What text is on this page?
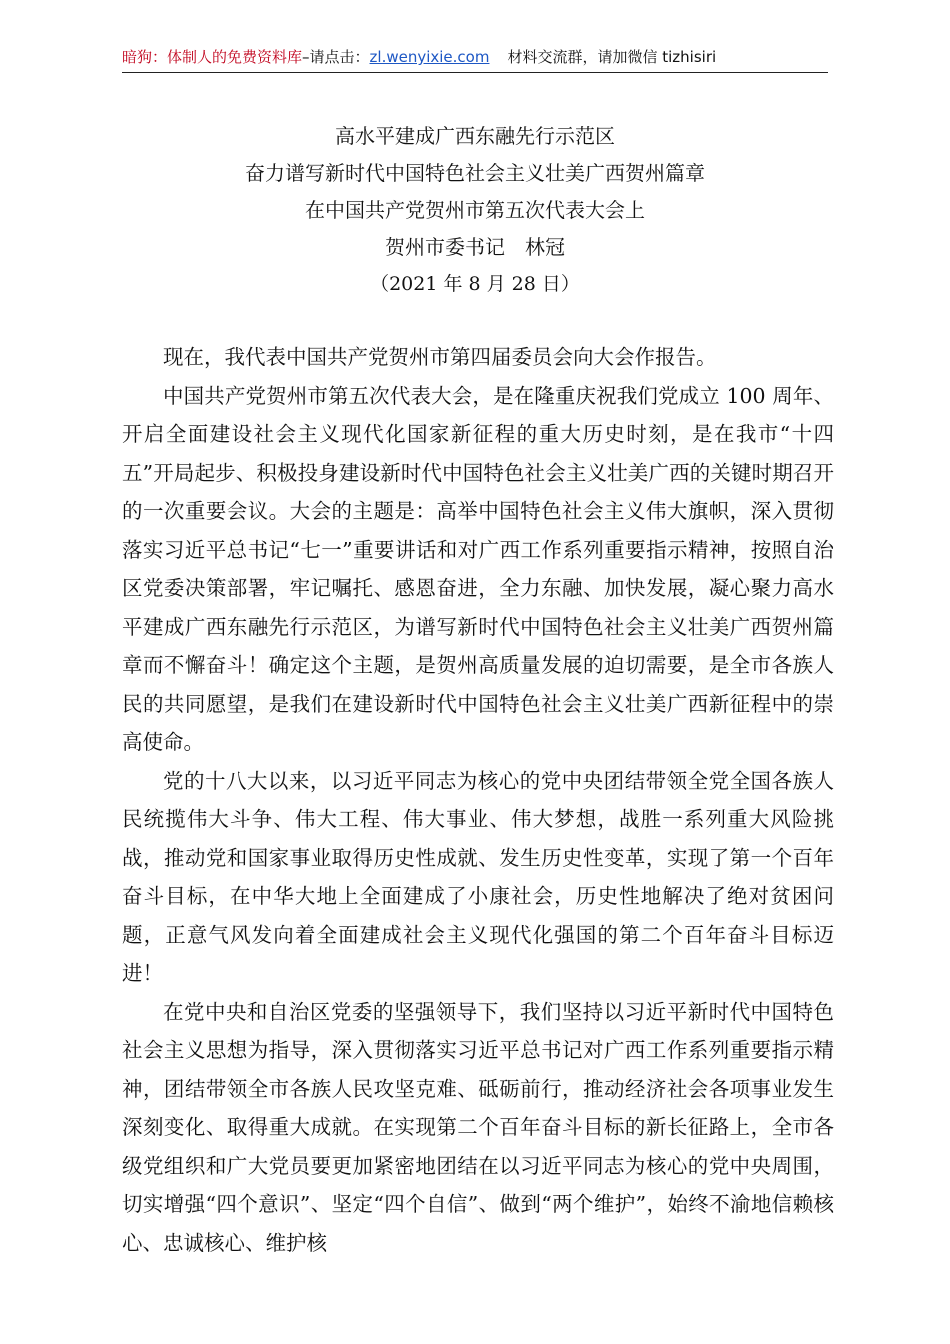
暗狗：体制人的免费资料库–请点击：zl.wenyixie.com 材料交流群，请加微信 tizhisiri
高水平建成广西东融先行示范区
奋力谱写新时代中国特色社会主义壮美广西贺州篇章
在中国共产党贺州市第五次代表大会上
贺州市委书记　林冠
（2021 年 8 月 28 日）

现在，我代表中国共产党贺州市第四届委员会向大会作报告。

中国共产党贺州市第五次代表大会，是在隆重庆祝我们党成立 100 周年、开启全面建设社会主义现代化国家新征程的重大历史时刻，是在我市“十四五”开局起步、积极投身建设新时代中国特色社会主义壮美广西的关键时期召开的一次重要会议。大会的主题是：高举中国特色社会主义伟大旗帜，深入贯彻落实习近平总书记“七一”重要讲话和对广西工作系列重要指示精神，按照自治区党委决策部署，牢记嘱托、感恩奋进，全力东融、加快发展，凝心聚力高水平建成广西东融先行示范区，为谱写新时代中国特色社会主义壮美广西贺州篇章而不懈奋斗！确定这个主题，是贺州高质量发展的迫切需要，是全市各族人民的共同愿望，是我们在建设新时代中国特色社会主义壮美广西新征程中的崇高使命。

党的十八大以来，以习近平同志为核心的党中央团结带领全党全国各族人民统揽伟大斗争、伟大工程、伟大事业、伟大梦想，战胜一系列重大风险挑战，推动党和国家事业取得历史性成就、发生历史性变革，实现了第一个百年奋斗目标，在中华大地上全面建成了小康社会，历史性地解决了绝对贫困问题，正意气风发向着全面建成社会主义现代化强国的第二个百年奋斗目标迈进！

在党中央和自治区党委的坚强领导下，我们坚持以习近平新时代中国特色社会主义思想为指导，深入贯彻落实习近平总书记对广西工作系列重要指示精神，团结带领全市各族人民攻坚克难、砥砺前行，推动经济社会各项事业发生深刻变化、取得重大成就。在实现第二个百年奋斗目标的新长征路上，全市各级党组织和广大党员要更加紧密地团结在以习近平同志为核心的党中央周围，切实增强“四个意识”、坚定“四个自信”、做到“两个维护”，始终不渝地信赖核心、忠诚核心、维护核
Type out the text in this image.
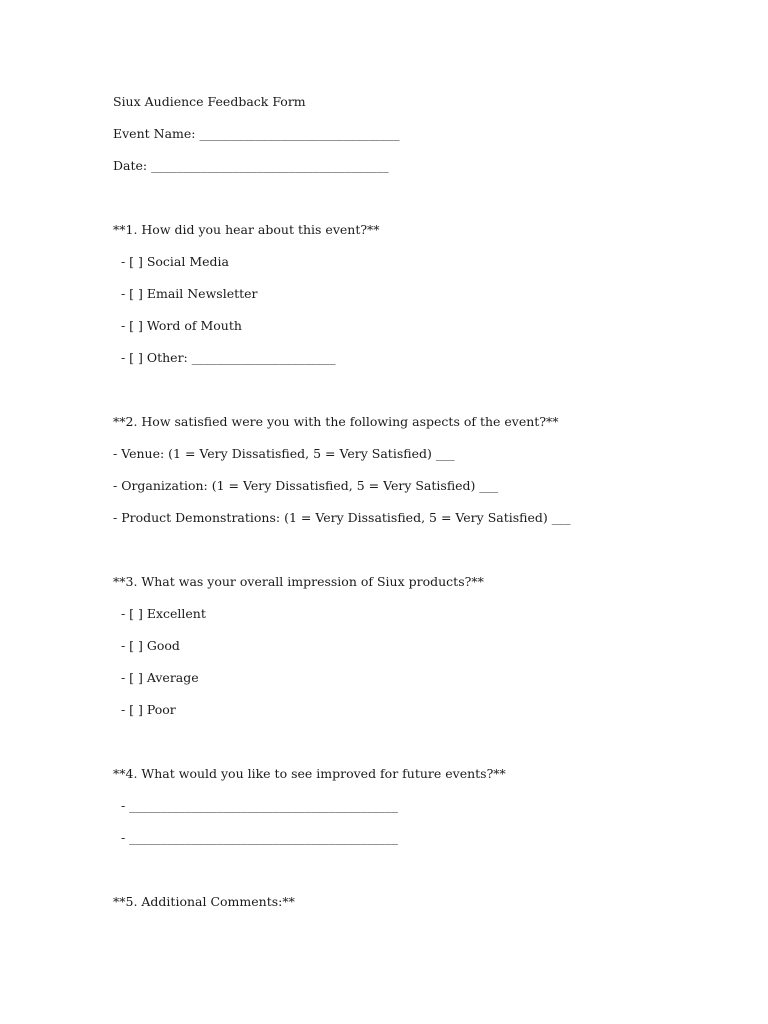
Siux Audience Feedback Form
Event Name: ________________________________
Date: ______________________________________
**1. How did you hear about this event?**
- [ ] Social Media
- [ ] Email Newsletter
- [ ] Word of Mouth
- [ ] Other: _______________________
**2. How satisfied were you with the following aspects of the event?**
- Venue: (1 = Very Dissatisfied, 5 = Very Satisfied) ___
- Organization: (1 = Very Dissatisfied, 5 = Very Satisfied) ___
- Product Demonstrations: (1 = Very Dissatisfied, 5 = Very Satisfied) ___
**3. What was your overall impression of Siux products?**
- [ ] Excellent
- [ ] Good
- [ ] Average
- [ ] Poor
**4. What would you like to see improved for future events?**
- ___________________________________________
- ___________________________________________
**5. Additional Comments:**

◆ **What is expected**
Exactly as written, return every line of the listing, but not the pictures.

◆ **Response to the task**
What text is on this page?
暗狗：体制人的免费资料库–请点击：zl.wenyixie.com 材料交流群，请加微信 tizhisiri
高水平建成广西东融先行示范区
奋力谱写新时代中国特色社会主义壮美广西贺州篇章
在中国共产党贺州市第五次代表大会上
贺州市委书记　林冠
（2021 年 8 月 28 日）

现在，我代表中国共产党贺州市第四届委员会向大会作报告。

中国共产党贺州市第五次代表大会，是在隆重庆祝我们党成立 100 周年、开启全面建设社会主义现代化国家新征程的重大历史时刻，是在我市“十四五”开局起步、积极投身建设新时代中国特色社会主义壮美广西的关键时期召开的一次重要会议。大会的主题是：高举中国特色社会主义伟大旗帜，深入贯彻落实习近平总书记“七一”重要讲话和对广西工作系列重要指示精神，按照自治区党委决策部署，牢记嘱托、感恩奋进，全力东融、加快发展，凝心聚力高水平建成广西东融先行示范区，为谱写新时代中国特色社会主义壮美广西贺州篇章而不懈奋斗！确定这个主题，是贺州高质量发展的迫切需要，是全市各族人民的共同愿望，是我们在建设新时代中国特色社会主义壮美广西新征程中的崇高使命。

党的十八大以来，以习近平同志为核心的党中央团结带领全党全国各族人民统揽伟大斗争、伟大工程、伟大事业、伟大梦想，战胜一系列重大风险挑战，推动党和国家事业取得历史性成就、发生历史性变革，实现了第一个百年奋斗目标，在中华大地上全面建成了小康社会，历史性地解决了绝对贫困问题，正意气风发向着全面建成社会主义现代化强国的第二个百年奋斗目标迈进！

在党中央和自治区党委的坚强领导下，我们坚持以习近平新时代中国特色社会主义思想为指导，深入贯彻落实习近平总书记对广西工作系列重要指示精神，团结带领全市各族人民攻坚克难、砥砺前行，推动经济社会各项事业发生深刻变化、取得重大成就。在实现第二个百年奋斗目标的新长征路上，全市各级党组织和广大党员要更加紧密地团结在以习近平同志为核心的党中央周围，切实增强“四个意识”、坚定“四个自信”、做到“两个维护”，始终不渝地信赖核心、忠诚核心、维护核
Type out the text in this image.
Siux Audience Feedback Form
Event Name: ________________________________
Date: ______________________________________
**1. How did you hear about this event?**
- [ ] Social Media
- [ ] Email Newsletter
- [ ] Word of Mouth
- [ ] Other: _______________________
**2. How satisfied were you with the following aspects of the event?**
- Venue: (1 = Very Dissatisfied, 5 = Very Satisfied) ___
- Organization: (1 = Very Dissatisfied, 5 = Very Satisfied) ___
- Product Demonstrations: (1 = Very Dissatisfied, 5 = Very Satisfied) ___
**3. What was your overall impression of Siux products?**
- [ ] Excellent
- [ ] Good
- [ ] Average
- [ ] Poor
**4. What would you like to see improved for future events?**
- ___________________________________________
- ___________________________________________
**5. Additional Comments:**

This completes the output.